### What this task involves
Repeat the material in full. Keep every line exactly as it is.

(Saved data entries)
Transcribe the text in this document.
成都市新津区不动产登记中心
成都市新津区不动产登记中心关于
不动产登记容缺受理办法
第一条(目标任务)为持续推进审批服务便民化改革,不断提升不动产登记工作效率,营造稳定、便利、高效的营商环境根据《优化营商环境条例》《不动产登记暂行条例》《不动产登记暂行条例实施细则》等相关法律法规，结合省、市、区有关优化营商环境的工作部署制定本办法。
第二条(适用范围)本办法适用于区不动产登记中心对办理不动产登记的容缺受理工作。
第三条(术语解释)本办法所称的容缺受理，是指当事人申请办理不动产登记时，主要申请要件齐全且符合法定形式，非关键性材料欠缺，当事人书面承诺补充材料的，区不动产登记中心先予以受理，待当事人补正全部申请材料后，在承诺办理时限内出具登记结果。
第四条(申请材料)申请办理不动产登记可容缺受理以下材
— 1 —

### Solution
Transcribe the text in this document.
成都市新津区不动产登记中心
成都市新津区不动产登记中心关于
不动产登记容缺受理办法
第一条(目标任务)为持续推进审批服务便民化改革,不断提升不动产登记工作效率,营造稳定、便利、高效的营商环境根据《优化营商环境条例》《不动产登记暂行条例》《不动产登记暂行条例实施细则》等相关法律法规，结合省、市、区有关优化营商环境的工作部署制定本办法。
第二条(适用范围)本办法适用于区不动产登记中心对办理不动产登记的容缺受理工作。
第三条(术语解释)本办法所称的容缺受理，是指当事人申请办理不动产登记时，主要申请要件齐全且符合法定形式，非关键性材料欠缺，当事人书面承诺补充材料的，区不动产登记中心先予以受理，待当事人补正全部申请材料后，在承诺办理时限内出具登记结果。
第四条(申请材料)申请办理不动产登记可容缺受理以下材
— 1 —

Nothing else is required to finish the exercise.